▸ **Your instructions**: Quote every line of the material beneath this one.

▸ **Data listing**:
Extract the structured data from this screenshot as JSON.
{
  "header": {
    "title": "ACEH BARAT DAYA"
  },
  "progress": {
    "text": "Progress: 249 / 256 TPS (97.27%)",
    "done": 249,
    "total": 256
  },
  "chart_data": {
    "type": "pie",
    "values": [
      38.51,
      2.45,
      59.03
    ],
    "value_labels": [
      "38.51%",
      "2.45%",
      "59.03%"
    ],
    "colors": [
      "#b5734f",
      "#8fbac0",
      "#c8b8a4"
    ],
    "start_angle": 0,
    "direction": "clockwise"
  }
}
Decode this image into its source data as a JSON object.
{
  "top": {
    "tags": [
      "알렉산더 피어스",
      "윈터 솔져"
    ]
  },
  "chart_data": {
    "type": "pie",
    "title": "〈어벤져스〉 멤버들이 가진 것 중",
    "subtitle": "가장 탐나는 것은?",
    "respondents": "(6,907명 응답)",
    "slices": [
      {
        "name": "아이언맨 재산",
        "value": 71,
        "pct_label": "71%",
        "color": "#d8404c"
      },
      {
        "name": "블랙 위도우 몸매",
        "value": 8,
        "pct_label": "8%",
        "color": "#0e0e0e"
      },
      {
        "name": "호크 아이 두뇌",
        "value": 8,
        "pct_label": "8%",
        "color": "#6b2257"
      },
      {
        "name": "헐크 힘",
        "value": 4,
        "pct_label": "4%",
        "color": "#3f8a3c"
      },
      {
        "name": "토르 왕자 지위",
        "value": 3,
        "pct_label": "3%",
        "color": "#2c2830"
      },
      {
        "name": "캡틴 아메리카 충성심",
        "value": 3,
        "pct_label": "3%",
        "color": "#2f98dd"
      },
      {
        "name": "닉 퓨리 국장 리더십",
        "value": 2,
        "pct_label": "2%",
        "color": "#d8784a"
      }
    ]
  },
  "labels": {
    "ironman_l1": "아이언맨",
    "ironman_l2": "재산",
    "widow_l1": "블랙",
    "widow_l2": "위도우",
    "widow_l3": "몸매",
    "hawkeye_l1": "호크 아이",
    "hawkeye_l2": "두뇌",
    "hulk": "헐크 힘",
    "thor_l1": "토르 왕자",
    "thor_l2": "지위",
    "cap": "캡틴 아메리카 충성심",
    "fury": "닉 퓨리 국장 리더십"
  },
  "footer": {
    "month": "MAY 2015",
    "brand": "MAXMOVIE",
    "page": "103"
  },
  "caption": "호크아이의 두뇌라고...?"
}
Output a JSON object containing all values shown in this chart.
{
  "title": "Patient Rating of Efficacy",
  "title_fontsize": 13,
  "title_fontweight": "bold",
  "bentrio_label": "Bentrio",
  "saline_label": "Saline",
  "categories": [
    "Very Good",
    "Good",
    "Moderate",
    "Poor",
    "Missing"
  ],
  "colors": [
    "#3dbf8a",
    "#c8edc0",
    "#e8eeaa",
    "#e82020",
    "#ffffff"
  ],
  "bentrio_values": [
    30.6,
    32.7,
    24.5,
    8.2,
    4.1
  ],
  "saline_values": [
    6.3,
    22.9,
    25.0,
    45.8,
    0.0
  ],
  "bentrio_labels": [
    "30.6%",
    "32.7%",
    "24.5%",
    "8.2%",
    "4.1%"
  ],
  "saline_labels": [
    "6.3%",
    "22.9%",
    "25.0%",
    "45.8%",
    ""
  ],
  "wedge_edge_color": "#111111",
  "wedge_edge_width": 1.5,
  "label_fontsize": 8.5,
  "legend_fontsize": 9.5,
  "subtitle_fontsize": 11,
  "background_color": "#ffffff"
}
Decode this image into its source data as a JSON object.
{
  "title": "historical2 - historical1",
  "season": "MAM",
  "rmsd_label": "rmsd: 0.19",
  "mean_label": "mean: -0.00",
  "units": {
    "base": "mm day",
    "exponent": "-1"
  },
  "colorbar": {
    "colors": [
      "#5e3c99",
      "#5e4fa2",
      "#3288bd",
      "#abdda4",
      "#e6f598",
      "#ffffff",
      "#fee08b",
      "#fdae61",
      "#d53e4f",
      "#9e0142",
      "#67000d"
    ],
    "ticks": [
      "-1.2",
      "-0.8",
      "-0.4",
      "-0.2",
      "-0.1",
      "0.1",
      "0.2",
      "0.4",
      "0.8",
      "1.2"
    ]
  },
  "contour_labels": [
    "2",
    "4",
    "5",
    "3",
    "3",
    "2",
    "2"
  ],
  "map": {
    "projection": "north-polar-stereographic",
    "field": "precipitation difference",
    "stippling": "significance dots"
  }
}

▸ **Worked solution**:
Extract the structured data from this screenshot as JSON.
{
  "header": {
    "title": "ACEH BARAT DAYA"
  },
  "progress": {
    "text": "Progress: 249 / 256 TPS (97.27%)",
    "done": 249,
    "total": 256
  },
  "chart_data": {
    "type": "pie",
    "values": [
      38.51,
      2.45,
      59.03
    ],
    "value_labels": [
      "38.51%",
      "2.45%",
      "59.03%"
    ],
    "colors": [
      "#b5734f",
      "#8fbac0",
      "#c8b8a4"
    ],
    "start_angle": 0,
    "direction": "clockwise"
  }
}
Decode this image into its source data as a JSON object.
{
  "top": {
    "tags": [
      "알렉산더 피어스",
      "윈터 솔져"
    ]
  },
  "chart_data": {
    "type": "pie",
    "title": "〈어벤져스〉 멤버들이 가진 것 중",
    "subtitle": "가장 탐나는 것은?",
    "respondents": "(6,907명 응답)",
    "slices": [
      {
        "name": "아이언맨 재산",
        "value": 71,
        "pct_label": "71%",
        "color": "#d8404c"
      },
      {
        "name": "블랙 위도우 몸매",
        "value": 8,
        "pct_label": "8%",
        "color": "#0e0e0e"
      },
      {
        "name": "호크 아이 두뇌",
        "value": 8,
        "pct_label": "8%",
        "color": "#6b2257"
      },
      {
        "name": "헐크 힘",
        "value": 4,
        "pct_label": "4%",
        "color": "#3f8a3c"
      },
      {
        "name": "토르 왕자 지위",
        "value": 3,
        "pct_label": "3%",
        "color": "#2c2830"
      },
      {
        "name": "캡틴 아메리카 충성심",
        "value": 3,
        "pct_label": "3%",
        "color": "#2f98dd"
      },
      {
        "name": "닉 퓨리 국장 리더십",
        "value": 2,
        "pct_label": "2%",
        "color": "#d8784a"
      }
    ]
  },
  "labels": {
    "ironman_l1": "아이언맨",
    "ironman_l2": "재산",
    "widow_l1": "블랙",
    "widow_l2": "위도우",
    "widow_l3": "몸매",
    "hawkeye_l1": "호크 아이",
    "hawkeye_l2": "두뇌",
    "hulk": "헐크 힘",
    "thor_l1": "토르 왕자",
    "thor_l2": "지위",
    "cap": "캡틴 아메리카 충성심",
    "fury": "닉 퓨리 국장 리더십"
  },
  "footer": {
    "month": "MAY 2015",
    "brand": "MAXMOVIE",
    "page": "103"
  },
  "caption": "호크아이의 두뇌라고...?"
}
Output a JSON object containing all values shown in this chart.
{
  "title": "Patient Rating of Efficacy",
  "title_fontsize": 13,
  "title_fontweight": "bold",
  "bentrio_label": "Bentrio",
  "saline_label": "Saline",
  "categories": [
    "Very Good",
    "Good",
    "Moderate",
    "Poor",
    "Missing"
  ],
  "colors": [
    "#3dbf8a",
    "#c8edc0",
    "#e8eeaa",
    "#e82020",
    "#ffffff"
  ],
  "bentrio_values": [
    30.6,
    32.7,
    24.5,
    8.2,
    4.1
  ],
  "saline_values": [
    6.3,
    22.9,
    25.0,
    45.8,
    0.0
  ],
  "bentrio_labels": [
    "30.6%",
    "32.7%",
    "24.5%",
    "8.2%",
    "4.1%"
  ],
  "saline_labels": [
    "6.3%",
    "22.9%",
    "25.0%",
    "45.8%",
    ""
  ],
  "wedge_edge_color": "#111111",
  "wedge_edge_width": 1.5,
  "label_fontsize": 8.5,
  "legend_fontsize": 9.5,
  "subtitle_fontsize": 11,
  "background_color": "#ffffff"
}
Decode this image into its source data as a JSON object.
{
  "title": "historical2 - historical1",
  "season": "MAM",
  "rmsd_label": "rmsd: 0.19",
  "mean_label": "mean: -0.00",
  "units": {
    "base": "mm day",
    "exponent": "-1"
  },
  "colorbar": {
    "colors": [
      "#5e3c99",
      "#5e4fa2",
      "#3288bd",
      "#abdda4",
      "#e6f598",
      "#ffffff",
      "#fee08b",
      "#fdae61",
      "#d53e4f",
      "#9e0142",
      "#67000d"
    ],
    "ticks": [
      "-1.2",
      "-0.8",
      "-0.4",
      "-0.2",
      "-0.1",
      "0.1",
      "0.2",
      "0.4",
      "0.8",
      "1.2"
    ]
  },
  "contour_labels": [
    "2",
    "4",
    "5",
    "3",
    "3",
    "2",
    "2"
  ],
  "map": {
    "projection": "north-polar-stereographic",
    "field": "precipitation difference",
    "stippling": "significance dots"
  }
}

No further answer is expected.